Items from a data source:
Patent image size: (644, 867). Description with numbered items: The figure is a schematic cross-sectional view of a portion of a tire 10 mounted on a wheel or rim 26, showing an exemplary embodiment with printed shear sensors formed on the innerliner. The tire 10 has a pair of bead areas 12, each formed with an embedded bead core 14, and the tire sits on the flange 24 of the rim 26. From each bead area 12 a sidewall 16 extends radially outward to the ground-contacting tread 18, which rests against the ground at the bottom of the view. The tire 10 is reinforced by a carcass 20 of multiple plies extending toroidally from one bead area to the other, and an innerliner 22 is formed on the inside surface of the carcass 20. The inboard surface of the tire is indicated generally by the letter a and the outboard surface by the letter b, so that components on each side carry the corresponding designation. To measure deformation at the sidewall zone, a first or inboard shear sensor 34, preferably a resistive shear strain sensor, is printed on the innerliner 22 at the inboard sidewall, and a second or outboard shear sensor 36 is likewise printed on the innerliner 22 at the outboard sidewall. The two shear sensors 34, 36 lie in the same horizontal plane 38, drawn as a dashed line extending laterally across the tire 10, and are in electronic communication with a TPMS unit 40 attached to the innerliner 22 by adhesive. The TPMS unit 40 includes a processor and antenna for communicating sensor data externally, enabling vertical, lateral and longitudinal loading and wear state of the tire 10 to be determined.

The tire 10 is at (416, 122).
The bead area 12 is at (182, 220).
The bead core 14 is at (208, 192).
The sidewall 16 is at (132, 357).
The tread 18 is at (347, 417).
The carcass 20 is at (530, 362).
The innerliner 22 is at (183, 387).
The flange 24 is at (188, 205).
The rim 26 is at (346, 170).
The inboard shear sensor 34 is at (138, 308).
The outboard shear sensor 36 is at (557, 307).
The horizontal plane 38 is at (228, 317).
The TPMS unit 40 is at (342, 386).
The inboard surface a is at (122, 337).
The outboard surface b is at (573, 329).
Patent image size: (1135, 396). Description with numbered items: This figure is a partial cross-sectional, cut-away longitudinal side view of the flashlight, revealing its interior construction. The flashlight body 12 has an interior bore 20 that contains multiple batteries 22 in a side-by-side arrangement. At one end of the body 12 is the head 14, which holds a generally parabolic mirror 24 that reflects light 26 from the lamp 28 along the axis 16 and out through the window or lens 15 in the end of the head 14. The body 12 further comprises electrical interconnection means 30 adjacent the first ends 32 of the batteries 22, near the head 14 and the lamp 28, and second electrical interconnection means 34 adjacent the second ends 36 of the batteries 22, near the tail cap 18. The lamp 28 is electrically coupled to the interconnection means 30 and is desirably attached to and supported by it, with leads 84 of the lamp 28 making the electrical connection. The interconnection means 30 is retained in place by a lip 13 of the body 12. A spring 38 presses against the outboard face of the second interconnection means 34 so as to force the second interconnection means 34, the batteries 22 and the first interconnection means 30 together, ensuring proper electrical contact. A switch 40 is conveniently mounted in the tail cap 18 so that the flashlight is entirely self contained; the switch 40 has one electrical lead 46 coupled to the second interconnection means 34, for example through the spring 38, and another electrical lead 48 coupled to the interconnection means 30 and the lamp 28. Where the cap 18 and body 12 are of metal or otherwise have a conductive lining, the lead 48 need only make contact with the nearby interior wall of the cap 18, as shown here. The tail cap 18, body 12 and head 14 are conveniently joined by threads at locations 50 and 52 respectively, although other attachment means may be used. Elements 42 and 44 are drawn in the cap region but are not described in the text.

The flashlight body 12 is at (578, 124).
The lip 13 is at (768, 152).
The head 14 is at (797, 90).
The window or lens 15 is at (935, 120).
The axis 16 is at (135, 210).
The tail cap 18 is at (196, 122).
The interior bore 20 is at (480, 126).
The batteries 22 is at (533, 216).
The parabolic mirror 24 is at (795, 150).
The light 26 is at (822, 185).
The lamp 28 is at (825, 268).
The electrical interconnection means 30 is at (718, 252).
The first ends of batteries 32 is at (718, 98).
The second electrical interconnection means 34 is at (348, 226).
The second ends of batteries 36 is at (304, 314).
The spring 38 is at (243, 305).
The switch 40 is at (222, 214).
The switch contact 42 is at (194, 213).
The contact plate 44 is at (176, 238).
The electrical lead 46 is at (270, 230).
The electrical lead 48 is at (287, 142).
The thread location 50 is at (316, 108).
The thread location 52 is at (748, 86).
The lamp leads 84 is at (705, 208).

AIM
Return every line of the entries above without changing a word, number, or punctuation mark.

FINAL ANSWER
Patent image size: (644, 867). Description with numbered items: The figure is a schematic cross-sectional view of a portion of a tire 10 mounted on a wheel or rim 26, showing an exemplary embodiment with printed shear sensors formed on the innerliner. The tire 10 has a pair of bead areas 12, each formed with an embedded bead core 14, and the tire sits on the flange 24 of the rim 26. From each bead area 12 a sidewall 16 extends radially outward to the ground-contacting tread 18, which rests against the ground at the bottom of the view. The tire 10 is reinforced by a carcass 20 of multiple plies extending toroidally from one bead area to the other, and an innerliner 22 is formed on the inside surface of the carcass 20. The inboard surface of the tire is indicated generally by the letter a and the outboard surface by the letter b, so that components on each side carry the corresponding designation. To measure deformation at the sidewall zone, a first or inboard shear sensor 34, preferably a resistive shear strain sensor, is printed on the innerliner 22 at the inboard sidewall, and a second or outboard shear sensor 36 is likewise printed on the innerliner 22 at the outboard sidewall. The two shear sensors 34, 36 lie in the same horizontal plane 38, drawn as a dashed line extending laterally across the tire 10, and are in electronic communication with a TPMS unit 40 attached to the innerliner 22 by adhesive. The TPMS unit 40 includes a processor and antenna for communicating sensor data externally, enabling vertical, lateral and longitudinal loading and wear state of the tire 10 to be determined.

The tire 10 is at (416, 122).
The bead area 12 is at (182, 220).
The bead core 14 is at (208, 192).
The sidewall 16 is at (132, 357).
The tread 18 is at (347, 417).
The carcass 20 is at (530, 362).
The innerliner 22 is at (183, 387).
The flange 24 is at (188, 205).
The rim 26 is at (346, 170).
The inboard shear sensor 34 is at (138, 308).
The outboard shear sensor 36 is at (557, 307).
The horizontal plane 38 is at (228, 317).
The TPMS unit 40 is at (342, 386).
The inboard surface a is at (122, 337).
The outboard surface b is at (573, 329).
Patent image size: (1135, 396). Description with numbered items: This figure is a partial cross-sectional, cut-away longitudinal side view of the flashlight, revealing its interior construction. The flashlight body 12 has an interior bore 20 that contains multiple batteries 22 in a side-by-side arrangement. At one end of the body 12 is the head 14, which holds a generally parabolic mirror 24 that reflects light 26 from the lamp 28 along the axis 16 and out through the window or lens 15 in the end of the head 14. The body 12 further comprises electrical interconnection means 30 adjacent the first ends 32 of the batteries 22, near the head 14 and the lamp 28, and second electrical interconnection means 34 adjacent the second ends 36 of the batteries 22, near the tail cap 18. The lamp 28 is electrically coupled to the interconnection means 30 and is desirably attached to and supported by it, with leads 84 of the lamp 28 making the electrical connection. The interconnection means 30 is retained in place by a lip 13 of the body 12. A spring 38 presses against the outboard face of the second interconnection means 34 so as to force the second interconnection means 34, the batteries 22 and the first interconnection means 30 together, ensuring proper electrical contact. A switch 40 is conveniently mounted in the tail cap 18 so that the flashlight is entirely self contained; the switch 40 has one electrical lead 46 coupled to the second interconnection means 34, for example through the spring 38, and another electrical lead 48 coupled to the interconnection means 30 and the lamp 28. Where the cap 18 and body 12 are of metal or otherwise have a conductive lining, the lead 48 need only make contact with the nearby interior wall of the cap 18, as shown here. The tail cap 18, body 12 and head 14 are conveniently joined by threads at locations 50 and 52 respectively, although other attachment means may be used. Elements 42 and 44 are drawn in the cap region but are not described in the text.

The flashlight body 12 is at (578, 124).
The lip 13 is at (768, 152).
The head 14 is at (797, 90).
The window or lens 15 is at (935, 120).
The axis 16 is at (135, 210).
The tail cap 18 is at (196, 122).
The interior bore 20 is at (480, 126).
The batteries 22 is at (533, 216).
The parabolic mirror 24 is at (795, 150).
The light 26 is at (822, 185).
The lamp 28 is at (825, 268).
The electrical interconnection means 30 is at (718, 252).
The first ends of batteries 32 is at (718, 98).
The second electrical interconnection means 34 is at (348, 226).
The second ends of batteries 36 is at (304, 314).
The spring 38 is at (243, 305).
The switch 40 is at (222, 214).
The switch contact 42 is at (194, 213).
The contact plate 44 is at (176, 238).
The electrical lead 46 is at (270, 230).
The electrical lead 48 is at (287, 142).
The thread location 50 is at (316, 108).
The thread location 52 is at (748, 86).
The lamp leads 84 is at (705, 208).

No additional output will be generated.